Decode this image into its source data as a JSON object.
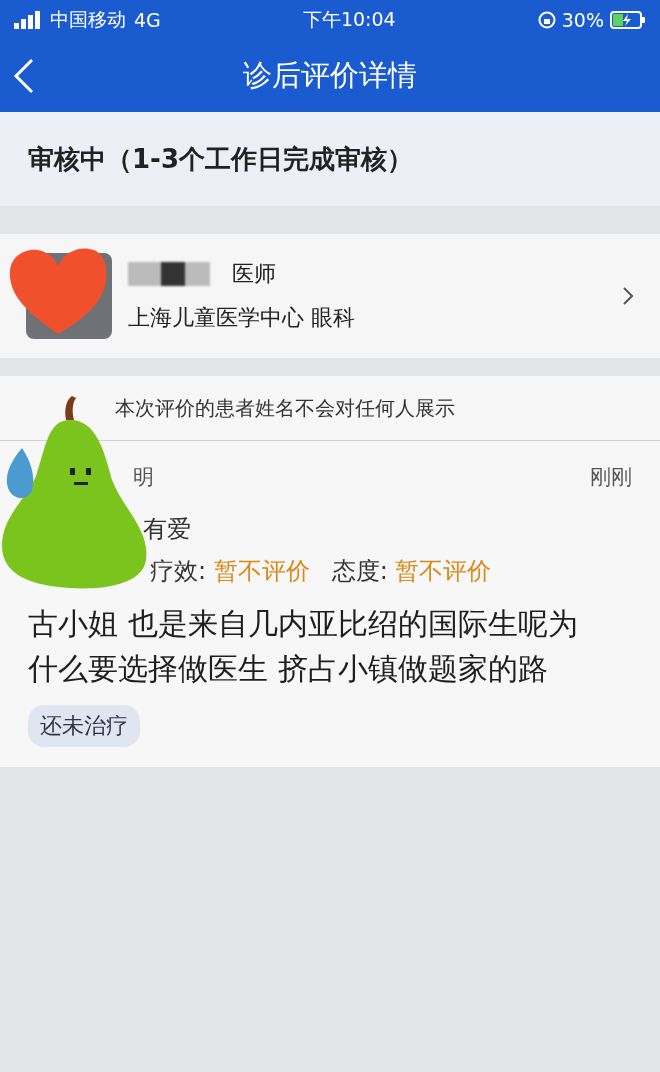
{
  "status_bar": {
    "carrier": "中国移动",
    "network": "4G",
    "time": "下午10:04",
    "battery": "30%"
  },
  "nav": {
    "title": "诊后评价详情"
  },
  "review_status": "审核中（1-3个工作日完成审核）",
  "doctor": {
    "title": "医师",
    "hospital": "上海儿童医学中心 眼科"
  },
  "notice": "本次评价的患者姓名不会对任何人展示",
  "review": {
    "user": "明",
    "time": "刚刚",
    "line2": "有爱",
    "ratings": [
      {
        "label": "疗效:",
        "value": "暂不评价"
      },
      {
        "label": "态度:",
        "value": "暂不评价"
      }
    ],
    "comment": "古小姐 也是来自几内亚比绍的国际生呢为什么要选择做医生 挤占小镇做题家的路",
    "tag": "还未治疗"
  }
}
--
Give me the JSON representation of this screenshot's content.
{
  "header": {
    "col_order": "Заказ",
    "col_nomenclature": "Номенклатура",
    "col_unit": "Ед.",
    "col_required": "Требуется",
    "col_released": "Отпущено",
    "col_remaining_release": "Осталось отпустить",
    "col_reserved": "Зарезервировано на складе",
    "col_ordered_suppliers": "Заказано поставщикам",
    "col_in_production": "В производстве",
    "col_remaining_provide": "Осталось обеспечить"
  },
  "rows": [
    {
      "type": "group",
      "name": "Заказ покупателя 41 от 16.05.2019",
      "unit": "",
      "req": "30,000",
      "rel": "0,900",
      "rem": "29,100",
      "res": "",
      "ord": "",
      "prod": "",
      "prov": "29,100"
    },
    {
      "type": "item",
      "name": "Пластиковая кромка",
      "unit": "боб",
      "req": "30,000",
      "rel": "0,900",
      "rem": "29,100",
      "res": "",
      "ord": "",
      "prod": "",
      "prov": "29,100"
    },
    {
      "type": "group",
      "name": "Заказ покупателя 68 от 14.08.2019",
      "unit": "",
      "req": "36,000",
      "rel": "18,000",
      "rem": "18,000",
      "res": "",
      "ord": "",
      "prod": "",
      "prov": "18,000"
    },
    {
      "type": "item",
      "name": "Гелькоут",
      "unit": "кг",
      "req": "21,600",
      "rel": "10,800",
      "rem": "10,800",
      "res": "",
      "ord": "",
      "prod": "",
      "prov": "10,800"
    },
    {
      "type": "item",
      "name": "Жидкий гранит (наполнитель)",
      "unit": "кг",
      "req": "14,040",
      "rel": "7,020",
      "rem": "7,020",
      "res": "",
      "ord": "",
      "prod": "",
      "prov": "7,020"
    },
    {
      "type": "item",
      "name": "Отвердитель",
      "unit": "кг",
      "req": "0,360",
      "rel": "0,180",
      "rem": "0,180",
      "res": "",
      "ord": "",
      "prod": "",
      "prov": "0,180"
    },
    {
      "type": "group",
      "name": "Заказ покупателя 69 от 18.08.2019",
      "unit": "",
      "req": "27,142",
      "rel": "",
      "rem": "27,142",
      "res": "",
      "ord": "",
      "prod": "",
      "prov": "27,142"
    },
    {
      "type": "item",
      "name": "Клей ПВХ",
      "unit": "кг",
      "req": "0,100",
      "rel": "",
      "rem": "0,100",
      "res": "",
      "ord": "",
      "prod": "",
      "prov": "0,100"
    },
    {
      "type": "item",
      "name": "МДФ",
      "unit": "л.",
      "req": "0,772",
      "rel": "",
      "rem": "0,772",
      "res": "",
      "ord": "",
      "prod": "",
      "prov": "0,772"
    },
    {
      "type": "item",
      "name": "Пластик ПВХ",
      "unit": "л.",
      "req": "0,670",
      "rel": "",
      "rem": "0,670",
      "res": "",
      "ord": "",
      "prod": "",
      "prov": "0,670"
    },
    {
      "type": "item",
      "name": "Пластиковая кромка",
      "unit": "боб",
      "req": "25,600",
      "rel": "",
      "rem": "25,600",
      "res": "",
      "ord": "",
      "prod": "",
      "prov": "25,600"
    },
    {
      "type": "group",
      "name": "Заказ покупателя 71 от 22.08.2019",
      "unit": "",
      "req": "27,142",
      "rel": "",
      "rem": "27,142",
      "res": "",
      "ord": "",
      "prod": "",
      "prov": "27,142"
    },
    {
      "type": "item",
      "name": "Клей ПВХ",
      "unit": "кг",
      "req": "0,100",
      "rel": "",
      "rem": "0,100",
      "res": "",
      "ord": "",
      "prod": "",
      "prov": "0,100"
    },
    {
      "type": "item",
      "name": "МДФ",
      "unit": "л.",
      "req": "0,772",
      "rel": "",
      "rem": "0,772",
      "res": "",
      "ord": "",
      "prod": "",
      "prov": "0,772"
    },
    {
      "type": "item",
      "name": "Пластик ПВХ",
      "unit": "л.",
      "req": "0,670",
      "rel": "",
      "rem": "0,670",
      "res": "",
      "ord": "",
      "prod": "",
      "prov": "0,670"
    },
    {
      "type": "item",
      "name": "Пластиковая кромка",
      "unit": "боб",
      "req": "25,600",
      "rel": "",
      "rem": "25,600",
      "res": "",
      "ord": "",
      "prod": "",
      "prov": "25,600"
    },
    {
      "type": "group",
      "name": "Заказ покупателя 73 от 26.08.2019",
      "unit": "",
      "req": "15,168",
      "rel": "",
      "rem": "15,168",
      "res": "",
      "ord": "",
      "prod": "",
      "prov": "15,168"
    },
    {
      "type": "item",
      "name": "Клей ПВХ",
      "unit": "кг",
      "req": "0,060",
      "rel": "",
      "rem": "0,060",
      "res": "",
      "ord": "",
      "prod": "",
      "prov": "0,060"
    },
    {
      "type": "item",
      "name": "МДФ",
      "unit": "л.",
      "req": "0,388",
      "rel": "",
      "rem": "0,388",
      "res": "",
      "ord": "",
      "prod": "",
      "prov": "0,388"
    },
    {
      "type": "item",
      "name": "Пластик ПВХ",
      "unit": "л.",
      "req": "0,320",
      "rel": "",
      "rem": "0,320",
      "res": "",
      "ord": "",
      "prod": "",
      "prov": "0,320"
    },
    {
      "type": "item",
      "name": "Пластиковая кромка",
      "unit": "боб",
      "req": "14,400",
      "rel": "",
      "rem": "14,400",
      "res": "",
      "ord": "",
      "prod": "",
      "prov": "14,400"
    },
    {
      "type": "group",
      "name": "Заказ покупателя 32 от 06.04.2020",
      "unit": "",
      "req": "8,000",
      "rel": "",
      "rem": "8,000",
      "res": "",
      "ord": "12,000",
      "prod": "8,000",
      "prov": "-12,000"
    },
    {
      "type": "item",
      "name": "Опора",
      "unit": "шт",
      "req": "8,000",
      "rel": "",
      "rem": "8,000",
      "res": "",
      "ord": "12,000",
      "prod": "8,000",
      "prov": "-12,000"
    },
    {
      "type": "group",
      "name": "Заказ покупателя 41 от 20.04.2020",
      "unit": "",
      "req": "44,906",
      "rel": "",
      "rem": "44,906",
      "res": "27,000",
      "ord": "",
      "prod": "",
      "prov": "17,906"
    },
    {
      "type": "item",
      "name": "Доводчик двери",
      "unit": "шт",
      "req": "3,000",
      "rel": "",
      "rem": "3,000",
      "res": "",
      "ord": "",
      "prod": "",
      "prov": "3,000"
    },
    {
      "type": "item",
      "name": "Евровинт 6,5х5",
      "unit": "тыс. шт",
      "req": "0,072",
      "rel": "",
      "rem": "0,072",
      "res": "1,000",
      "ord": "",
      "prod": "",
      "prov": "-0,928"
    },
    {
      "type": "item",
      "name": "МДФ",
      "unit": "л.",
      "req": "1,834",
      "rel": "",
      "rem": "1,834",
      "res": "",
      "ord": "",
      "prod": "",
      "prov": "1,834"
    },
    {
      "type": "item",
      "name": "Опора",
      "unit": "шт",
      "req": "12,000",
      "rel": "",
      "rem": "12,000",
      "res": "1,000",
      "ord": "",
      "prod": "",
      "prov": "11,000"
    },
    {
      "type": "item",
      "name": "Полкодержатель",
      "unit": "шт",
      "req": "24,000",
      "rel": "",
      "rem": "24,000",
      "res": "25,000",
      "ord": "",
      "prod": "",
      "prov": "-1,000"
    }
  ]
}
==
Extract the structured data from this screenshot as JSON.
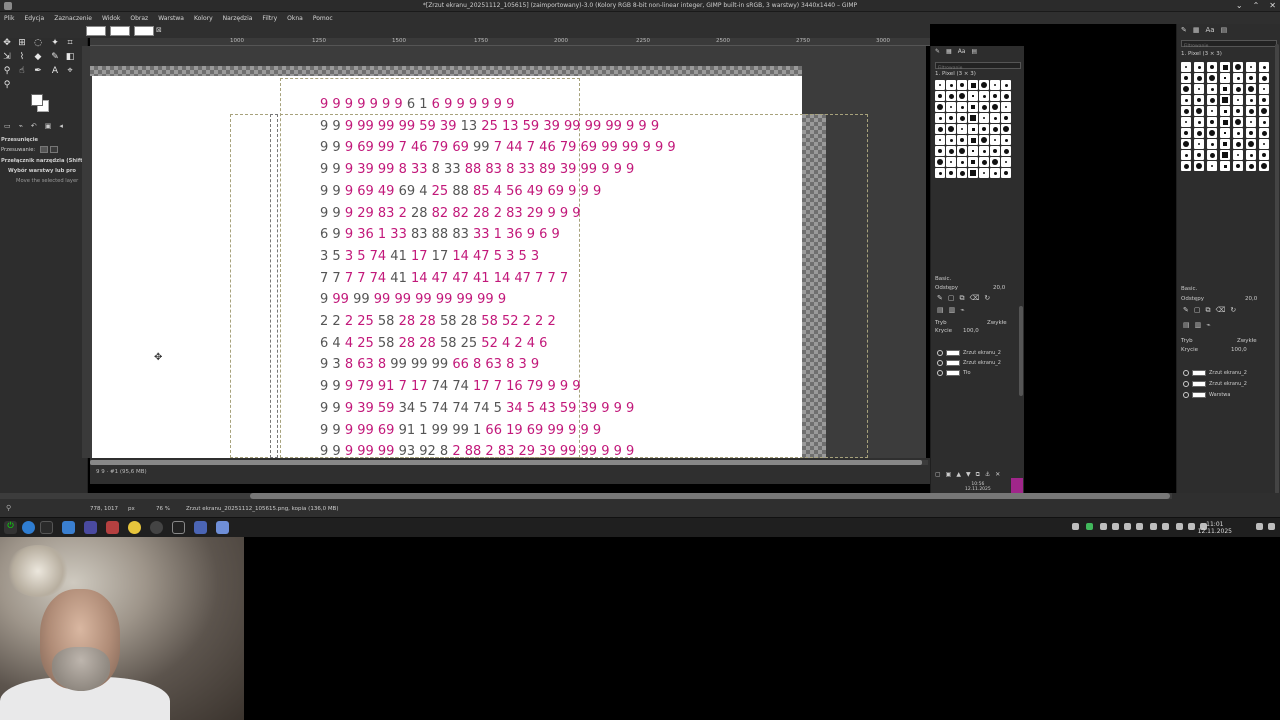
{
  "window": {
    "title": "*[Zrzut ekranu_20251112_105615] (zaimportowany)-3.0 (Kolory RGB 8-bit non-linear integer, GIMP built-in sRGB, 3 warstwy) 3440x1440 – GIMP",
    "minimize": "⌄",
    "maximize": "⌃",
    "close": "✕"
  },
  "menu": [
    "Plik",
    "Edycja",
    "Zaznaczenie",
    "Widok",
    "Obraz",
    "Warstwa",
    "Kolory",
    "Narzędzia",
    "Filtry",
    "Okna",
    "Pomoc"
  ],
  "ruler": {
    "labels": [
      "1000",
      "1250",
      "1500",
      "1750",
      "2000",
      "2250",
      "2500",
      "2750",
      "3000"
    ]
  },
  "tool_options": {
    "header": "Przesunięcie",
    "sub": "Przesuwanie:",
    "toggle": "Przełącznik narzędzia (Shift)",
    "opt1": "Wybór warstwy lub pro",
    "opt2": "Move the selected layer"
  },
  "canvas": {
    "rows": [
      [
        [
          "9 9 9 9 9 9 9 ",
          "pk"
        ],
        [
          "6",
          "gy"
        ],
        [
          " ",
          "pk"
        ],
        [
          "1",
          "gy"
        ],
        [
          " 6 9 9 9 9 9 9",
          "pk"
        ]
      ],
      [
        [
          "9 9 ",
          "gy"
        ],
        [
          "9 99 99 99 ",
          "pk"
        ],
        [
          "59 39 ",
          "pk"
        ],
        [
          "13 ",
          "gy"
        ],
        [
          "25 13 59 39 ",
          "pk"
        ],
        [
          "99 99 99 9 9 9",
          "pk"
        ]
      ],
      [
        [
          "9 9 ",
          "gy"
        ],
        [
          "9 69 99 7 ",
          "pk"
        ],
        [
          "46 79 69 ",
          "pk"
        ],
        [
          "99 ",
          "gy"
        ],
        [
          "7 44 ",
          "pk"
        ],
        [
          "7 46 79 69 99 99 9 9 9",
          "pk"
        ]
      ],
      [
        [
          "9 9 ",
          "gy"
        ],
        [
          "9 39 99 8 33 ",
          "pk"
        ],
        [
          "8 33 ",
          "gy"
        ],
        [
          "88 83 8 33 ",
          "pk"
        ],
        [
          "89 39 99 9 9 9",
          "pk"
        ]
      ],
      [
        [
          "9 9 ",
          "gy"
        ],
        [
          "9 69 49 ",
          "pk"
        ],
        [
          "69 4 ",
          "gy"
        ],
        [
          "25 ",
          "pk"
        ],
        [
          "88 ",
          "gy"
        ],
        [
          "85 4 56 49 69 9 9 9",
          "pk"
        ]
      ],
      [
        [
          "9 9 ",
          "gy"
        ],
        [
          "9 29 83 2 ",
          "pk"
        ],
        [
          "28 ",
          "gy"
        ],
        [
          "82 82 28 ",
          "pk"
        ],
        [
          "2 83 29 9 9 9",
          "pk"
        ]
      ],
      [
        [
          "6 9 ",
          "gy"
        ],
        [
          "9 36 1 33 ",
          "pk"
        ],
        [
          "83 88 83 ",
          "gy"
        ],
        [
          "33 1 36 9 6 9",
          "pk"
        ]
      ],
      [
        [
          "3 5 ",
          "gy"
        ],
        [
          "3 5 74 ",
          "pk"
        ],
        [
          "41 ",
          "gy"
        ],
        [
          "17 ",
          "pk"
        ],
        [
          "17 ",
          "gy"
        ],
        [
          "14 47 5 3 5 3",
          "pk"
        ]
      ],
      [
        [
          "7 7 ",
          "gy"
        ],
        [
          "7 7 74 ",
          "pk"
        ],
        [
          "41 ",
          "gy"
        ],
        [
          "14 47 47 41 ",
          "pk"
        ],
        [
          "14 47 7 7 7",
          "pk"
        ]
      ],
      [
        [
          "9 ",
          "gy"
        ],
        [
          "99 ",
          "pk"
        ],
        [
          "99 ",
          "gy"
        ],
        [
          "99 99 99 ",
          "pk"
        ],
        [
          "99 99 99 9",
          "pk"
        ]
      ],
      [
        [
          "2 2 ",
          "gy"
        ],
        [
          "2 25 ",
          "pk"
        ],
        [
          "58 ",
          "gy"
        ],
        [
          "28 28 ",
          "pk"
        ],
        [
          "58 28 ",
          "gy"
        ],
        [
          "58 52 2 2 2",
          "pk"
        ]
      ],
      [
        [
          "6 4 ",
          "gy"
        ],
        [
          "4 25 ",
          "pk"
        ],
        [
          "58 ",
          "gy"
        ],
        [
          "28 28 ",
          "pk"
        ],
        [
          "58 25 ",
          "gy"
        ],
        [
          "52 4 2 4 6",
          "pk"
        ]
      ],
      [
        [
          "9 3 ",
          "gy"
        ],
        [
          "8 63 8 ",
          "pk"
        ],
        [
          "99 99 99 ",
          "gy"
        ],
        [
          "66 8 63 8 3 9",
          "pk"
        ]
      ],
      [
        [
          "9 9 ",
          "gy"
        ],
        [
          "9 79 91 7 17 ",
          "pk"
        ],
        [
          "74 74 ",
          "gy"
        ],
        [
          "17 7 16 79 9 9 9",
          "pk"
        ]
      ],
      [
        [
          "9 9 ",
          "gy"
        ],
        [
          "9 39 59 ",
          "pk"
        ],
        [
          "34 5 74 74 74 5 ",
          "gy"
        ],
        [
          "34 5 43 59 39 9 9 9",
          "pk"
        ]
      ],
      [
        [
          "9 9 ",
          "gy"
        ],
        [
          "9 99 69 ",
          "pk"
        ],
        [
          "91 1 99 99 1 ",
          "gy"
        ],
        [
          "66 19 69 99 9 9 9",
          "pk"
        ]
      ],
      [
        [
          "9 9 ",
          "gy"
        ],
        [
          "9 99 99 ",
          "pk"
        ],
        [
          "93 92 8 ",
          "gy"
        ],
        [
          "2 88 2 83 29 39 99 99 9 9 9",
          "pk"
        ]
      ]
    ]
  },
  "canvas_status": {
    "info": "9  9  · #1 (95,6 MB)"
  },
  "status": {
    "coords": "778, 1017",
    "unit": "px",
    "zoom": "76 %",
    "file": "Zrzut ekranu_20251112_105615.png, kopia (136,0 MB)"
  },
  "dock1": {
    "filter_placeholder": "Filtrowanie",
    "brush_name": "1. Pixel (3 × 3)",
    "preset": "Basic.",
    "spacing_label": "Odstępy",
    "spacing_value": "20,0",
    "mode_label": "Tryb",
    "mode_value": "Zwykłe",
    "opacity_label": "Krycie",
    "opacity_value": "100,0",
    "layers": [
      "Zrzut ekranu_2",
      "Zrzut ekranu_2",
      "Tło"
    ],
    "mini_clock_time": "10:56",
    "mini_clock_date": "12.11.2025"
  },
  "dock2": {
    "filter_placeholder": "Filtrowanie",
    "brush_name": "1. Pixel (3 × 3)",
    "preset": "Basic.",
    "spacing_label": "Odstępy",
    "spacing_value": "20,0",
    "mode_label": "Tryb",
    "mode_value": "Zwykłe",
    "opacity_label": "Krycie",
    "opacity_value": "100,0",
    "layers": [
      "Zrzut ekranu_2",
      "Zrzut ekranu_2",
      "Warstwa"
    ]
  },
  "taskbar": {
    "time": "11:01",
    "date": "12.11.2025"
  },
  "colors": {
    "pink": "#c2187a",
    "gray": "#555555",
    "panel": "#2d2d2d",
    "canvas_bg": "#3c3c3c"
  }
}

__What is being asked__
Go through the listing above and list every line that has the word "warstwy".

__Correct answer__
    "title": "*[Zrzut ekranu_20251112_105615] (zaimportowany)-3.0 (Kolory RGB 8-bit non-linear integer, GIMP built-in sRGB, 3 warstwy) 3440x1440 – GIMP",
    "opt1": "Wybór warstwy lub pro",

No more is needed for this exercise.